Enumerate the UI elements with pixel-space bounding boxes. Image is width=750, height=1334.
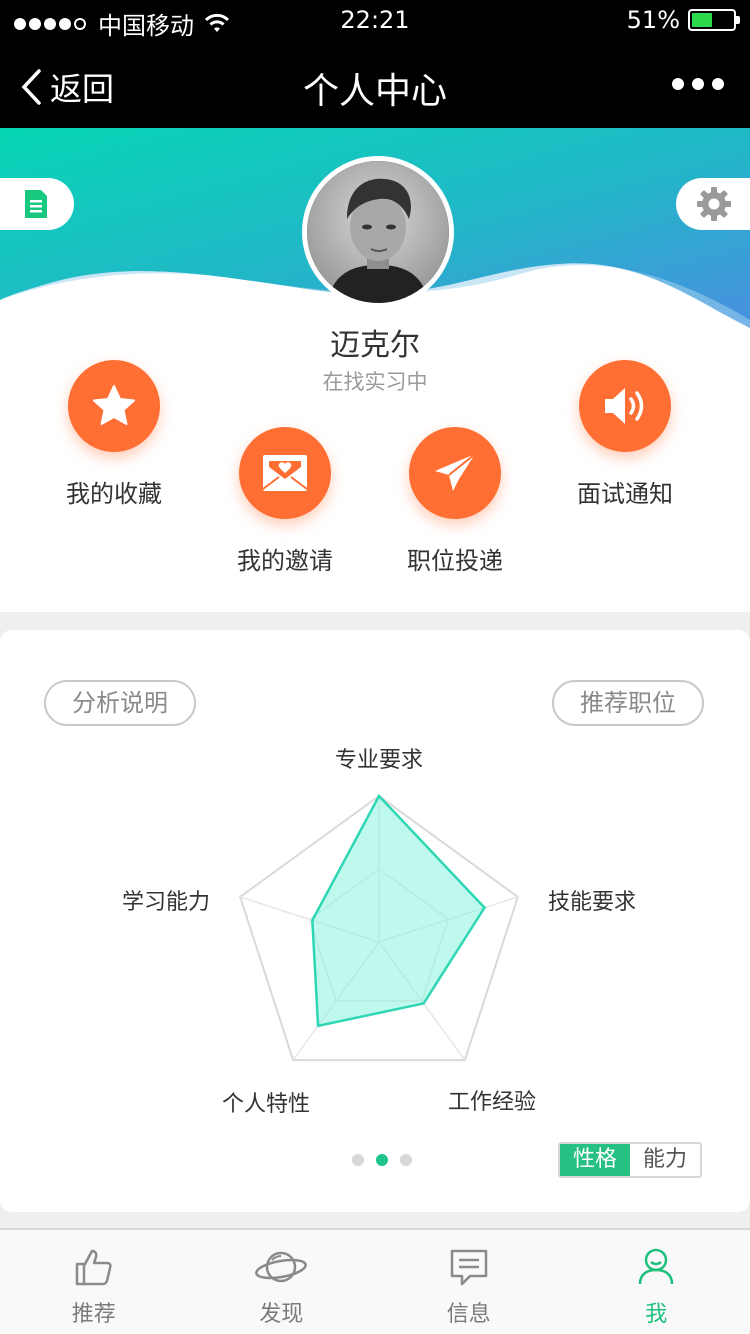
- chat-icon: [450, 1249, 487, 1286]
- nav-bar: 返回 个人中心: [0, 40, 750, 128]
- planet-icon: [255, 1251, 308, 1283]
- analysis-card: 分析说明 推荐职位 专业要求 技能要求 工作经验 个人特性 学习能力 性格 能力: [0, 630, 750, 1212]
- document-icon: [25, 190, 47, 218]
- tab-label: 我: [645, 1302, 668, 1327]
- gear-icon: [697, 187, 731, 221]
- tab-bar: 推荐 发现 信息 我: [0, 1228, 750, 1334]
- status-bar: 中国移动 22:21 51%: [0, 0, 750, 40]
- segment-control: 性格 能力: [558, 1142, 702, 1178]
- tab-label: 推荐: [71, 1302, 116, 1327]
- tab-me[interactable]: 我: [563, 1230, 750, 1334]
- quick-action-invitations[interactable]: 我的邀请: [210, 427, 360, 576]
- person-icon: [639, 1248, 674, 1285]
- envelope-heart-icon: [262, 455, 308, 491]
- invitations-circle: [239, 427, 331, 519]
- more-dots-icon[interactable]: [672, 78, 724, 90]
- radar-chart: [238, 793, 520, 1062]
- quick-action-interview-notice[interactable]: 面试通知: [550, 360, 700, 509]
- tab-label: 信息: [446, 1302, 491, 1327]
- page-dot: [400, 1154, 412, 1166]
- speaker-icon: [605, 388, 644, 424]
- page-dot: [352, 1154, 364, 1166]
- quick-action-label: 我的收藏: [66, 480, 162, 508]
- tab-recommend[interactable]: 推荐: [0, 1230, 188, 1334]
- radar-label-professional: 专业要求: [335, 748, 424, 773]
- battery-percent: 51%: [626, 6, 680, 34]
- radar-area: [311, 793, 487, 1028]
- segment-personality[interactable]: 性格: [560, 1144, 630, 1176]
- quick-action-label: 职位投递: [407, 547, 503, 575]
- paper-plane-icon: [435, 453, 476, 491]
- avatar[interactable]: [302, 156, 454, 308]
- avatar-photo: [307, 161, 449, 303]
- interview-notice-circle: [579, 360, 671, 452]
- thumbs-up-icon: [75, 1249, 112, 1286]
- user-name: 迈克尔: [330, 328, 420, 363]
- tab-discover[interactable]: 发现: [188, 1230, 376, 1334]
- page-indicator[interactable]: [352, 1154, 412, 1166]
- quick-action-label: 面试通知: [577, 480, 673, 508]
- settings-button[interactable]: [676, 178, 750, 230]
- resume-button[interactable]: [0, 178, 74, 230]
- radar-label-skills: 技能要求: [548, 890, 637, 915]
- segment-ability[interactable]: 能力: [630, 1144, 700, 1176]
- radar-label-experience: 工作经验: [448, 1090, 537, 1115]
- battery-group: 51%: [626, 6, 740, 34]
- applications-circle: [409, 427, 501, 519]
- page-dot: [376, 1154, 388, 1166]
- tab-messages[interactable]: 信息: [375, 1230, 563, 1334]
- quick-action-label: 我的邀请: [237, 547, 333, 575]
- page-title: 个人中心: [302, 71, 447, 112]
- favorites-circle: [68, 360, 160, 452]
- quick-action-applications[interactable]: 职位投递: [380, 427, 530, 576]
- battery-icon: [688, 9, 740, 31]
- radar-label-personality: 个人特性: [222, 1092, 311, 1117]
- profile-header: 迈克尔 在找实习中 我的收藏 我的邀请 职位投递 面试通知: [0, 128, 750, 612]
- radar-label-learning: 学习能力: [122, 890, 211, 915]
- star-icon: [93, 385, 135, 425]
- quick-action-favorites[interactable]: 我的收藏: [39, 360, 189, 509]
- tab-label: 发现: [259, 1302, 304, 1327]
━━━━━━━━━━━━━━━━
• **Given instruction**:
Reproduce every line of the records above exactly, leaving out the pictures.

• **Written answer**:
Enumerate the UI elements with pixel-space bounding boxes. Image is width=750, height=1334.
- chat-icon: [450, 1249, 487, 1286]
- nav-bar: 返回 个人中心: [0, 40, 750, 128]
- planet-icon: [255, 1251, 308, 1283]
- analysis-card: 分析说明 推荐职位 专业要求 技能要求 工作经验 个人特性 学习能力 性格 能力: [0, 630, 750, 1212]
- document-icon: [25, 190, 47, 218]
- tab-label: 我: [645, 1302, 668, 1327]
- gear-icon: [697, 187, 731, 221]
- tab-bar: 推荐 发现 信息 我: [0, 1228, 750, 1334]
- status-bar: 中国移动 22:21 51%: [0, 0, 750, 40]
- segment-control: 性格 能力: [558, 1142, 702, 1178]
- tab-label: 推荐: [71, 1302, 116, 1327]
- tab-me[interactable]: 我: [563, 1230, 750, 1334]
- quick-action-invitations[interactable]: 我的邀请: [210, 427, 360, 576]
- person-icon: [639, 1248, 674, 1285]
- envelope-heart-icon: [262, 455, 308, 491]
- invitations-circle: [239, 427, 331, 519]
- more-dots-icon[interactable]: [672, 78, 724, 90]
- radar-chart: [238, 793, 520, 1062]
- quick-action-interview-notice[interactable]: 面试通知: [550, 360, 700, 509]
- tab-label: 信息: [446, 1302, 491, 1327]
- page-dot: [400, 1154, 412, 1166]
- speaker-icon: [605, 388, 644, 424]
- page-dot: [352, 1154, 364, 1166]
- quick-action-label: 我的收藏: [66, 480, 162, 508]
- tab-recommend[interactable]: 推荐: [0, 1230, 188, 1334]
- radar-label-professional: 专业要求: [335, 748, 424, 773]
- battery-percent: 51%: [626, 6, 680, 34]
- radar-area: [311, 793, 487, 1028]
- segment-personality[interactable]: 性格: [560, 1144, 630, 1176]
- quick-action-label: 职位投递: [407, 547, 503, 575]
- paper-plane-icon: [435, 453, 476, 491]
- avatar[interactable]: [302, 156, 454, 308]
- avatar-photo: [307, 161, 449, 303]
- interview-notice-circle: [579, 360, 671, 452]
- thumbs-up-icon: [75, 1249, 112, 1286]
- user-name: 迈克尔: [330, 328, 420, 363]
- tab-discover[interactable]: 发现: [188, 1230, 376, 1334]
- page-indicator[interactable]: [352, 1154, 412, 1166]
- quick-action-label: 面试通知: [577, 480, 673, 508]
- settings-button[interactable]: [676, 178, 750, 230]
- resume-button[interactable]: [0, 178, 74, 230]
- radar-label-skills: 技能要求: [548, 890, 637, 915]
- segment-ability[interactable]: 能力: [630, 1144, 700, 1176]
- radar-label-experience: 工作经验: [448, 1090, 537, 1115]
- battery-group: 51%: [626, 6, 740, 34]
- applications-circle: [409, 427, 501, 519]
- page-dot: [376, 1154, 388, 1166]
- tab-messages[interactable]: 信息: [375, 1230, 563, 1334]
- quick-action-label: 我的邀请: [237, 547, 333, 575]
- page-title: 个人中心: [302, 71, 447, 112]
- favorites-circle: [68, 360, 160, 452]
- quick-action-applications[interactable]: 职位投递: [380, 427, 530, 576]
- battery-icon: [688, 9, 740, 31]
- radar-label-personality: 个人特性: [222, 1092, 311, 1117]
- profile-header: 迈克尔 在找实习中 我的收藏 我的邀请 职位投递 面试通知: [0, 128, 750, 612]
- radar-label-learning: 学习能力: [122, 890, 211, 915]
- star-icon: [93, 385, 135, 425]
- quick-action-favorites[interactable]: 我的收藏: [39, 360, 189, 509]
- tab-label: 发现: [259, 1302, 304, 1327]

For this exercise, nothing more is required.